EXERCISE INSTRUCTIONS —
1 - Decide whether each statement agrees with the Python question-and-answer text about blocking an inherited method. Answer yes or no for each, and quote the words from the text that settle it.
(a) The Undestroyable class inherits from Planet.
(b) The answer calls the mixin approach probably worse for most cases.
(c) In Python 3, functions have a __get__ method.
2 - Go on with the Python question-and-answer text about keeping a subclass from inheriting a destroy method, starting after its last sentence.

EXTRACTED TEXT —
= = = = =
How to make a class attribute exclusive to the sup

2019-03-24 22:30发布

问题:

I have a master class for a planet:

class Planet:

    def __init__(self,name):
        self.name = name
        (...)

    def destroy(self):
        (...)

I also have a few classes that inherit from Planet and I want to make one of them unable to be destroyed (not to inherit the destroy function)

Example:

class Undestroyable(Planet):

    def __init__(self,name):
        super().__init__(name)
        (...)

    #Now it shouldn't have the destroy(self) function

So when this is run,

Undestroyable('This Planet').destroy()

it should produce an error like:

AttributeError: Undestroyable has no attribute 'destroy'

回答1:

The mixin approach in other answers is nice, and probably better for most cases. But nevertheless, it spoils part of the fun - maybe obliging you to have separate planet-hierarchies - like having to live with two abstract classes each ancestor of "destroyable" and "non-destroyable".

First approach: descriptor decorator

But Python has a powerful mechanism, called the "descriptor protocol", which is used to retrieve any attribute from a class or instance - it is even used to ordinarily retrieve methods from instances - so, it is possible to customize the method retrieval in a way it checks if it "should belong" to that class, and raise attribute error otherwise.

The descriptor protocol mandates that whenever you try to get any attribute from an instance object in Python, Python will check if the attribute exists in that object's class, and if so, if the attribute itself has a method named __get__. If it has, __get__ is called (with the instance and class where it is defined as parameters) - and whatever it returns is the attribute. Python uses this to implement methods: functions in Python 3 have a __get__ method that when called, will return another callable object that, in turn, when called will insert the self parameter in a call to the original function.
= = = = =
RECORDS SHOWN —
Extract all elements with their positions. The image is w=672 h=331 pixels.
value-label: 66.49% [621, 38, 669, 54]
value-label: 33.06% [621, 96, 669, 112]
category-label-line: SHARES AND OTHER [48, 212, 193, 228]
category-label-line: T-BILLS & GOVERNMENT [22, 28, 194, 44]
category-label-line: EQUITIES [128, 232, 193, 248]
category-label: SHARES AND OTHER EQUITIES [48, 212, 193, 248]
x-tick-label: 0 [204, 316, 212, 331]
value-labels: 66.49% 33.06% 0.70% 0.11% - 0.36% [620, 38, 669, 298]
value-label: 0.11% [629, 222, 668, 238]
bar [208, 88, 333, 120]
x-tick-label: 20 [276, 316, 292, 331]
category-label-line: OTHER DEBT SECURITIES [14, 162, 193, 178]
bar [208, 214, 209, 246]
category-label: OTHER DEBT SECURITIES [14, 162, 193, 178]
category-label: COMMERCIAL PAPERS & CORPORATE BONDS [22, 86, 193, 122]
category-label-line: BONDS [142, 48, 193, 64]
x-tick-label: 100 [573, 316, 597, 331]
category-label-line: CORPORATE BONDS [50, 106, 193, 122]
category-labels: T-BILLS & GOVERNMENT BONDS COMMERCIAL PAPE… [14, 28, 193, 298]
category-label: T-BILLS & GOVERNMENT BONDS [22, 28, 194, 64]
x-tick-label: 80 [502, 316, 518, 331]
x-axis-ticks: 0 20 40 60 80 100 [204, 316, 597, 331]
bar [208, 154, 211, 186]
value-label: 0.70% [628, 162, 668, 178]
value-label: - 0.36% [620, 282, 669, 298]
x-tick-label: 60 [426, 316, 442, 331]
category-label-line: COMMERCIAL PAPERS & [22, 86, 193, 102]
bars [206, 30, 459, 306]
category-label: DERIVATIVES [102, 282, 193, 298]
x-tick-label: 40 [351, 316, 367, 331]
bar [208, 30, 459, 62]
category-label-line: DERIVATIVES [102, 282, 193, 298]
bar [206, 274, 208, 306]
= = = = =
ANSWERS TO EACH TASK —
1 -
(a) Yes: "class Undestroyable(Planet):"
(b) No: "The mixin approach in other answers is nice, and probably better for most cases."
(c) Yes: "functions in Python 3 have a __get__ method"

2 -
So, it is possible to create a class whose __get__ method will decide whether to return a function as a bound method or not depending on the outer class been marked as so - for example, it could check an specific flag non_destrutible. This could be done by using a decorator to wrap the method with this descriptor functionality

class Muteable:
    def __init__(self, flag_attr):
        self.flag_attr = flag_attr

    def __call__(self, func):
        """Called when the decorator is applied"""
        self.func = func
        return self

    def __get__(self, instance, owner):
        if instance and getattr(instance, self.flag_attr, False):
            raise AttributeError('Objects of type {0} have no {1} method'.format(instance.__class__.__name__, self.func.__name__))
        return self.func.__get__(instance, owner)


class Planet:
    def __init__(self, name=""):
        pass

    @Muteable("undestroyable")
    def destroy(self):
        print("Destroyed")


class BorgWorld(Planet):
    undestroyable = True

And on the interactive prompt:

In [110]: Planet().destroy()
Destroyed

In [111]: BorgWorld().destroy()
...
AttributeError: Objects of type BorgWorld have no destroy method

In [112]: BorgWorld().destroy
AttributeError: Objects of type BorgWorld have no destroy method

Perceive that unlike simply overriding the method, this approach raises the error when the attribute is retrieved - and will even make hasattr work:

In [113]: hasattr(BorgWorld(), "destroy")
Out[113]: False

Although, it won't work if one tries to retrieve the method directly from the class, instead of from an instance - in that case the instance parameter to __get__ is set to None, and we can't say from which class it was retrieved - just the owner class, where it was declared.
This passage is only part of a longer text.